**STATED PROBLEM:** Give the number of lines in the listing below that include the word "Rudolf", with nothing more.

Data excerpts:
※ ※ ※

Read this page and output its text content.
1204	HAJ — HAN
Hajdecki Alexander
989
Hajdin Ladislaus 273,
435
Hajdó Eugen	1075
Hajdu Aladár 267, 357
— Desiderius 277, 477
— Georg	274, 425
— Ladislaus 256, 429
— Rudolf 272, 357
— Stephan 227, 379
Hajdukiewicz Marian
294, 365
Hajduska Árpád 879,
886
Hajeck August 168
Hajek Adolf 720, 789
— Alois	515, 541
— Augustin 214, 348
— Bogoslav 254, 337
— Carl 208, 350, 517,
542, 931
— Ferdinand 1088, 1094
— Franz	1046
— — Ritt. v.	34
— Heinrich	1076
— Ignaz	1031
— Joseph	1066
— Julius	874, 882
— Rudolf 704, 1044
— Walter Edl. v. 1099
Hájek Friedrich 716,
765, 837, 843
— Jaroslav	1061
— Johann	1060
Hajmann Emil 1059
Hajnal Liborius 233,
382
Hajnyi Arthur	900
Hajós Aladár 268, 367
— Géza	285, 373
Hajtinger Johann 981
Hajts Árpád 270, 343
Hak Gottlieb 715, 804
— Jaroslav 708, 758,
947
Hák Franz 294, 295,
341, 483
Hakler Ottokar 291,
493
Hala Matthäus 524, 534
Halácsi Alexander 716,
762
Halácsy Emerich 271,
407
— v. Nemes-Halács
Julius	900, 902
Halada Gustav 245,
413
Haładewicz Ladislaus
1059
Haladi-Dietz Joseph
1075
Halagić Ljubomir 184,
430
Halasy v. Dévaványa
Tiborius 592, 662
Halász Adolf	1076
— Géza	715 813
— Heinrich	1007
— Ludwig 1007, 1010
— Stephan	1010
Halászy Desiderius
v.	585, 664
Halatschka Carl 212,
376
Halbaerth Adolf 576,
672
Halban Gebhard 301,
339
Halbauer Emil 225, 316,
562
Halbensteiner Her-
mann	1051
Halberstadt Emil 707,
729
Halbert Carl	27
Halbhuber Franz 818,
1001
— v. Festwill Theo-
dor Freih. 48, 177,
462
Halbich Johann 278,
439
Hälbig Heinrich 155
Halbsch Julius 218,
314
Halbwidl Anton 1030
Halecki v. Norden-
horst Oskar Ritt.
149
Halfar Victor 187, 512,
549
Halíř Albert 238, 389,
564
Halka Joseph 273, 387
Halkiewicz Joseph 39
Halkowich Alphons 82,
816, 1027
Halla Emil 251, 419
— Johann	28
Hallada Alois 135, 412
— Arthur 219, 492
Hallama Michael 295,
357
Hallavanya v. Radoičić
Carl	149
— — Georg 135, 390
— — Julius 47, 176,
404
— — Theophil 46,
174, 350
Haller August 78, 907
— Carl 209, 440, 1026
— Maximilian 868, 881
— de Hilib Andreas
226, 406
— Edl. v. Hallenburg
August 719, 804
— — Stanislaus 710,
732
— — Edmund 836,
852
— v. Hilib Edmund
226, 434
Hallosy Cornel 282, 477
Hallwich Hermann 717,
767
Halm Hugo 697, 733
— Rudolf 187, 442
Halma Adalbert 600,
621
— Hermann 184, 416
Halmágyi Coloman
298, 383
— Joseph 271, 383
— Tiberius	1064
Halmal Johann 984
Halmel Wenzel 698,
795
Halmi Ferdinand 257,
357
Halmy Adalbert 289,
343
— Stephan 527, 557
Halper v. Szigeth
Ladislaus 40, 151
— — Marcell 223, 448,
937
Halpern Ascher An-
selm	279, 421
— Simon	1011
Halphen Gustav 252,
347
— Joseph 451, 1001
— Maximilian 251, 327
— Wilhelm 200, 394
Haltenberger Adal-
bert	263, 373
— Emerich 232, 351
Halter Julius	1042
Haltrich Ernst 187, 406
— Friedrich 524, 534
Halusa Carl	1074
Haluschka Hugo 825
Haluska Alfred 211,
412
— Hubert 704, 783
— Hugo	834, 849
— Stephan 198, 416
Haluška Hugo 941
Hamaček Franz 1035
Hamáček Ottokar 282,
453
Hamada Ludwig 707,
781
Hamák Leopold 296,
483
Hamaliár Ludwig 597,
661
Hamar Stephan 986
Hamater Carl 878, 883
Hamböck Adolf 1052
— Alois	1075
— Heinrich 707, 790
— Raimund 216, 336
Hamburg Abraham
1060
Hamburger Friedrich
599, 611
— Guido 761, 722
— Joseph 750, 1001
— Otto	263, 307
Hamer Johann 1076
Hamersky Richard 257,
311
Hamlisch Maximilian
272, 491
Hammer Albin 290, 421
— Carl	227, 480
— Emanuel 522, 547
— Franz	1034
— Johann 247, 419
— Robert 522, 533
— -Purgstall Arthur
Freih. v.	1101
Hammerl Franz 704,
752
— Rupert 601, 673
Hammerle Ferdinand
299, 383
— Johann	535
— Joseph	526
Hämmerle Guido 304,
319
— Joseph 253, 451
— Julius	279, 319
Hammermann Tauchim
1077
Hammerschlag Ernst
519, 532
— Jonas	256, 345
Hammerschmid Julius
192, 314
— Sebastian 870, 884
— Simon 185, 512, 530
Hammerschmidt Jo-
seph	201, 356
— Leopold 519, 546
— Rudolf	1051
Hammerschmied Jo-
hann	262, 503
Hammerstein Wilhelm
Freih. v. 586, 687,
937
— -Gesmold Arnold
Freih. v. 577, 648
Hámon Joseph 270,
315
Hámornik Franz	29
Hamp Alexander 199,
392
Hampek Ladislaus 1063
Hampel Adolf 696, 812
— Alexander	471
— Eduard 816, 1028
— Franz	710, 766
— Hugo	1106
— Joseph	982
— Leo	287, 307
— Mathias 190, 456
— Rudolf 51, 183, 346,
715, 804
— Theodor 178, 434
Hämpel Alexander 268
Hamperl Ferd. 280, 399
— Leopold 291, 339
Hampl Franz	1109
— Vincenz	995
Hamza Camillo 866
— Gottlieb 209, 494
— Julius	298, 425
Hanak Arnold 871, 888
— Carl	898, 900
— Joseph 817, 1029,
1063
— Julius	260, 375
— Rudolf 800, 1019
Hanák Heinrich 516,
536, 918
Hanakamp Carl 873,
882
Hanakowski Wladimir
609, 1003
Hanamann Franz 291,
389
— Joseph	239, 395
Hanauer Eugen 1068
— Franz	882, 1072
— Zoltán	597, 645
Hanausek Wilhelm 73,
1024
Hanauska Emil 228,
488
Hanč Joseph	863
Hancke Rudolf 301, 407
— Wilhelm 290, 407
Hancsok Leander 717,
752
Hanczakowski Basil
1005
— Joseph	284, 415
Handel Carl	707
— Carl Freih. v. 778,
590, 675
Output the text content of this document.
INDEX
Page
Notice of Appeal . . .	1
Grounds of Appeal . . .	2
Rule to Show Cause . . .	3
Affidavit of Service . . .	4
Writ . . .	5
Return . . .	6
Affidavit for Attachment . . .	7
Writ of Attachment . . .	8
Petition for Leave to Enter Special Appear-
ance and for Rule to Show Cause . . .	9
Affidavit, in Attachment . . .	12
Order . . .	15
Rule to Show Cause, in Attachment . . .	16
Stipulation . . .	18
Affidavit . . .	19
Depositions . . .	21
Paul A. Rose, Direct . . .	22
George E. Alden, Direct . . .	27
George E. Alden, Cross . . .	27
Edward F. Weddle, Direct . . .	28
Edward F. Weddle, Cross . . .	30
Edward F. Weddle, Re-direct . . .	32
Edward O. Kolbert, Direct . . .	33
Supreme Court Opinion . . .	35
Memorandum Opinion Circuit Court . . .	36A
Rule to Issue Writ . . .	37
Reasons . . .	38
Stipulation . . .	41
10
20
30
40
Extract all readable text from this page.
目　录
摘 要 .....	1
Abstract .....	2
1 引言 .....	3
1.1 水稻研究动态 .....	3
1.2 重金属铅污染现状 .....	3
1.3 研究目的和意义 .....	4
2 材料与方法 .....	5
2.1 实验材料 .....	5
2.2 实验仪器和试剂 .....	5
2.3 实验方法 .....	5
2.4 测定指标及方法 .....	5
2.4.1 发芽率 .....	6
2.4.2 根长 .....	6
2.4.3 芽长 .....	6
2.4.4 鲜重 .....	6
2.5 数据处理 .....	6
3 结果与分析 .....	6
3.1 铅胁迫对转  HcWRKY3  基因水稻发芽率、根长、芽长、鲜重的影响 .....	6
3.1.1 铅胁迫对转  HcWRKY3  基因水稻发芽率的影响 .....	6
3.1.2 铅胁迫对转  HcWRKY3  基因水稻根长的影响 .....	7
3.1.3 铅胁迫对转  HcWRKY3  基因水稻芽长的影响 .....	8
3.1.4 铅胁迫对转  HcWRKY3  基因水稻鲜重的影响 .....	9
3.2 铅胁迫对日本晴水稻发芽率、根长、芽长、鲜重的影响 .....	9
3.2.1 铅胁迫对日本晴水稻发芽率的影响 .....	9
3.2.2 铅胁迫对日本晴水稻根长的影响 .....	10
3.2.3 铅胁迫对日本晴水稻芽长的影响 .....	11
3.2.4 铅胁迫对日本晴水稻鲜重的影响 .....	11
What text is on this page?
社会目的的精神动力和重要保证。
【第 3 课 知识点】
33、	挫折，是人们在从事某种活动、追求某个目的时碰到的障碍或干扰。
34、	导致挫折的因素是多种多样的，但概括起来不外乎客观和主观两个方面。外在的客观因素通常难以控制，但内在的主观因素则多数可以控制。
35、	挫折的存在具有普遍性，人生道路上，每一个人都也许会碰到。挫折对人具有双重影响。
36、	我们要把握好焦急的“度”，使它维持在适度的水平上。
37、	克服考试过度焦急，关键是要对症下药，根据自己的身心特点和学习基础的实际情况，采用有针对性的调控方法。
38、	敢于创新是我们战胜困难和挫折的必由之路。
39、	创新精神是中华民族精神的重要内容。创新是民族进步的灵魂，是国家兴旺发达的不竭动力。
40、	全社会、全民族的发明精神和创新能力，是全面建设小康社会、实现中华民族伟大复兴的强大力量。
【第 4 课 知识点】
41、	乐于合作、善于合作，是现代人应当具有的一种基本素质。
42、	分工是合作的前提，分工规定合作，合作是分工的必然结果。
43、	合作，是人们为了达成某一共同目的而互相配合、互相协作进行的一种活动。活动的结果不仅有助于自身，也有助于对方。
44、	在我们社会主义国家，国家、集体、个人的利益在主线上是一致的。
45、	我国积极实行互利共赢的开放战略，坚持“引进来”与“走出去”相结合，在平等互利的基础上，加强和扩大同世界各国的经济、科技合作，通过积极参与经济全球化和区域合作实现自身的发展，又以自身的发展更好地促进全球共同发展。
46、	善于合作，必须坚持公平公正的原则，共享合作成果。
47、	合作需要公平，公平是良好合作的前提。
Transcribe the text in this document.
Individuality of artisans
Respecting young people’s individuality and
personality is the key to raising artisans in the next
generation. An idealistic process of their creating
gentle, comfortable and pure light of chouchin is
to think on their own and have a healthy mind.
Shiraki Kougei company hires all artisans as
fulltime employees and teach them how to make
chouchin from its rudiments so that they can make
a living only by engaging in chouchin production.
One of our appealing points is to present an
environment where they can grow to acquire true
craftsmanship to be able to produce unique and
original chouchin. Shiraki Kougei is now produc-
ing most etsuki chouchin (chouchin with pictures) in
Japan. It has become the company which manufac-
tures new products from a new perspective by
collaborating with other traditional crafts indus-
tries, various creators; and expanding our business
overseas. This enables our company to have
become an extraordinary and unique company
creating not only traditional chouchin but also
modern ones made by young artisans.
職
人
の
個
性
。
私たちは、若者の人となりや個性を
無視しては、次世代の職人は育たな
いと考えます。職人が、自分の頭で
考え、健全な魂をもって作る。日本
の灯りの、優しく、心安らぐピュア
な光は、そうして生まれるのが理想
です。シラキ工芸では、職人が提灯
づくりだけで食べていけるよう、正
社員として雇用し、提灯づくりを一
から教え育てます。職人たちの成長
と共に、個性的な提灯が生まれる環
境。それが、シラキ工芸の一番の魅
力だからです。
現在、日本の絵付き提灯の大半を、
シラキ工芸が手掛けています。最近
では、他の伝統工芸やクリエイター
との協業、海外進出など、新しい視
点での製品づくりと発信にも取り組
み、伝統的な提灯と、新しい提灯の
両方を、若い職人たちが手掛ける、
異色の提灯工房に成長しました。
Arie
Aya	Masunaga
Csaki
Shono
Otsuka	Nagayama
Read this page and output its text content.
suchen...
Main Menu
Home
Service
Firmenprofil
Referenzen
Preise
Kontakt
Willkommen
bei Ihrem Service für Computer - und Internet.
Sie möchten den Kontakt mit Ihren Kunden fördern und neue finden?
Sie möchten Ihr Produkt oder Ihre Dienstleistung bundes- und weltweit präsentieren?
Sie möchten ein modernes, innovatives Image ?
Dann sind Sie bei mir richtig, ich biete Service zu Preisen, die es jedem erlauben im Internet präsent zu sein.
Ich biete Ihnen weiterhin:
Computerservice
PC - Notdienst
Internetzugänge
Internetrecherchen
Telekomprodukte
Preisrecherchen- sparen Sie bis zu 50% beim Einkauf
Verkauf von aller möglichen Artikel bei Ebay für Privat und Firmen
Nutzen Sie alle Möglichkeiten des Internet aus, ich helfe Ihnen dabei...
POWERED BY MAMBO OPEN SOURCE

※ ※ ※

**TASK ANSWER:** 7